━━━ Source data

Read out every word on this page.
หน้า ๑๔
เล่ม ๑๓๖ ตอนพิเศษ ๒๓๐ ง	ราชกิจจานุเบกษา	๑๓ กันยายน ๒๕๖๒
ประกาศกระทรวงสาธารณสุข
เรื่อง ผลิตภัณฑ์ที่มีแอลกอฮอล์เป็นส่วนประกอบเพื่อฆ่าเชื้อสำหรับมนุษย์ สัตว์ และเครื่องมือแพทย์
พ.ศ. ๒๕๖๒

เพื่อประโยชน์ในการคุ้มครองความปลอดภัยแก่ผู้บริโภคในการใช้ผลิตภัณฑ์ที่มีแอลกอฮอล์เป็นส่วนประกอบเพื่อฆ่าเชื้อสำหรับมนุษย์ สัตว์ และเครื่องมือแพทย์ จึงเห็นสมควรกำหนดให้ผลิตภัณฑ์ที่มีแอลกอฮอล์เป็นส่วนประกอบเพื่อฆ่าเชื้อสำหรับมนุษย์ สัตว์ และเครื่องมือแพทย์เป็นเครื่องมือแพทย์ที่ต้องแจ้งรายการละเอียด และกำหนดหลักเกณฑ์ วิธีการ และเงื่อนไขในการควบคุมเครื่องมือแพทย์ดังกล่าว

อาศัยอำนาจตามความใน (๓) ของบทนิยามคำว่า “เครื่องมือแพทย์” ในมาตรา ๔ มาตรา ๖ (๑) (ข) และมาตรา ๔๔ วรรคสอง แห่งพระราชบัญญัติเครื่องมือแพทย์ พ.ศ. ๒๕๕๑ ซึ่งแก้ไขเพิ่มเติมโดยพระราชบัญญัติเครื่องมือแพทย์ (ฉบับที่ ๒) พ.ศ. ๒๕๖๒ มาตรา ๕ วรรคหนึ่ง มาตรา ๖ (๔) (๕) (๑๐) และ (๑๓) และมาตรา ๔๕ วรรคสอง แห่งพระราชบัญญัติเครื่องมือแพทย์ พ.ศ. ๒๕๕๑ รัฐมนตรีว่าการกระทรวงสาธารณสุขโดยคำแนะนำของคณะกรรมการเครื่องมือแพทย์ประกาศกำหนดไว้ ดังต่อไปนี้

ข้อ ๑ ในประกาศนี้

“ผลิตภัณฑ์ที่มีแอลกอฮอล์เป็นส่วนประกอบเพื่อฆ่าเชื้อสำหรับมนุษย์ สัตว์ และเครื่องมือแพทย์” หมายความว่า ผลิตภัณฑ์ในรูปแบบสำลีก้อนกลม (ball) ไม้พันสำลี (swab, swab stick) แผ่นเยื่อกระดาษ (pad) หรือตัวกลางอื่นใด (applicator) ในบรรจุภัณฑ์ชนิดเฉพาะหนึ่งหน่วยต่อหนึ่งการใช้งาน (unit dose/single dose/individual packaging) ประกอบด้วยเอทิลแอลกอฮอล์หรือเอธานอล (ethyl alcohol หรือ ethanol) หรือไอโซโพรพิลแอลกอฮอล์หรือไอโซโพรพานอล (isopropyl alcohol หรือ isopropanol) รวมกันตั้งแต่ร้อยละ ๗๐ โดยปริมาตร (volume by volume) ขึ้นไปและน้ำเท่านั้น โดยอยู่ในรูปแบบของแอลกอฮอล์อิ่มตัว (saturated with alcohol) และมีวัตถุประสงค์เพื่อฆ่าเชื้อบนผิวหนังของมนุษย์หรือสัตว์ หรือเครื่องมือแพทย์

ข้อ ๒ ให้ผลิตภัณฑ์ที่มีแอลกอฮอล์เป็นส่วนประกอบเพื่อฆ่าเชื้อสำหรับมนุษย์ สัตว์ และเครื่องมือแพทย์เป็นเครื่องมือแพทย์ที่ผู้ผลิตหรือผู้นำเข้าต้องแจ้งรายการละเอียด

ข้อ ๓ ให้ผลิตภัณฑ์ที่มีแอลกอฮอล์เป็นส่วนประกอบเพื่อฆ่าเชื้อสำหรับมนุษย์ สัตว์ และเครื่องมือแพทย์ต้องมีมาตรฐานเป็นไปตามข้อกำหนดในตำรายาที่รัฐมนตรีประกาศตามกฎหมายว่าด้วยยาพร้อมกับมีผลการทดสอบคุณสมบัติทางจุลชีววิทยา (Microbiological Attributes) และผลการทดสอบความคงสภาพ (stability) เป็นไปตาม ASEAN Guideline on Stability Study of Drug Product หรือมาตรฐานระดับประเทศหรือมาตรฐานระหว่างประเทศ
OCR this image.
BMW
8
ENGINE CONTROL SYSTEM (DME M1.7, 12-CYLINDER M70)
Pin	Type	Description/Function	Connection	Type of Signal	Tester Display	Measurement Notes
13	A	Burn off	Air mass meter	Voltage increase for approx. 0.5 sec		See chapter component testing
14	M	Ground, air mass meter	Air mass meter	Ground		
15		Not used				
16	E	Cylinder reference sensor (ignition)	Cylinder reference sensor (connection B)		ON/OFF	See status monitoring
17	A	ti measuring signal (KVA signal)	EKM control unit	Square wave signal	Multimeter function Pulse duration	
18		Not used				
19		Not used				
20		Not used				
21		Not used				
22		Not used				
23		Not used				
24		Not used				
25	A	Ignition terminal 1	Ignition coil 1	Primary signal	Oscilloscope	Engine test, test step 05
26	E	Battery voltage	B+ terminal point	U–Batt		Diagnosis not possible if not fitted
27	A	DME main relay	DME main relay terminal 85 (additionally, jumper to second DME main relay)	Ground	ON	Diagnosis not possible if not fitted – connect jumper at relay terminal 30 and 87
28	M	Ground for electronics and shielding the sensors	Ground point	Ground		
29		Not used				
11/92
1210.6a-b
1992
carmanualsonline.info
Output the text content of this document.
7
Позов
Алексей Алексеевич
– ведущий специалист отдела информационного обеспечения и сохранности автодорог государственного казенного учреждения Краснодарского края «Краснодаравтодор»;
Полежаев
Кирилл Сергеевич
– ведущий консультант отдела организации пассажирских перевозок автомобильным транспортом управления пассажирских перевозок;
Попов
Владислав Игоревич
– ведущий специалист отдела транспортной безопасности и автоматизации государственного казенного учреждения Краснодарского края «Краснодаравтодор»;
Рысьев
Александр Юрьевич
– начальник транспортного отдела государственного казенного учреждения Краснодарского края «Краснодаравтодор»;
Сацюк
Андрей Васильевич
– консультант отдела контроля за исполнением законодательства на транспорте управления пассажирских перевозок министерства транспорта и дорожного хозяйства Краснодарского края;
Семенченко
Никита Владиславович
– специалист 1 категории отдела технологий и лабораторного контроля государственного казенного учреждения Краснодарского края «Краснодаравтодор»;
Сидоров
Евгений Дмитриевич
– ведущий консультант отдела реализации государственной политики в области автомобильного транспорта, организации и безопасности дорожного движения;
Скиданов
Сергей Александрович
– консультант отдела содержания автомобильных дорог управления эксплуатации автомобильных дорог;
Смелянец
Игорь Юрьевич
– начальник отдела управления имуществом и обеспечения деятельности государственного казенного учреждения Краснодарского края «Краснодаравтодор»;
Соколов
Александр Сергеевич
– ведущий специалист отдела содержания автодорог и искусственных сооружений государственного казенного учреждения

━━━━━━

## Goal of the exercise
Only the number is wanted: how many lines in the entries above contain the word "point"?

## Answer below
2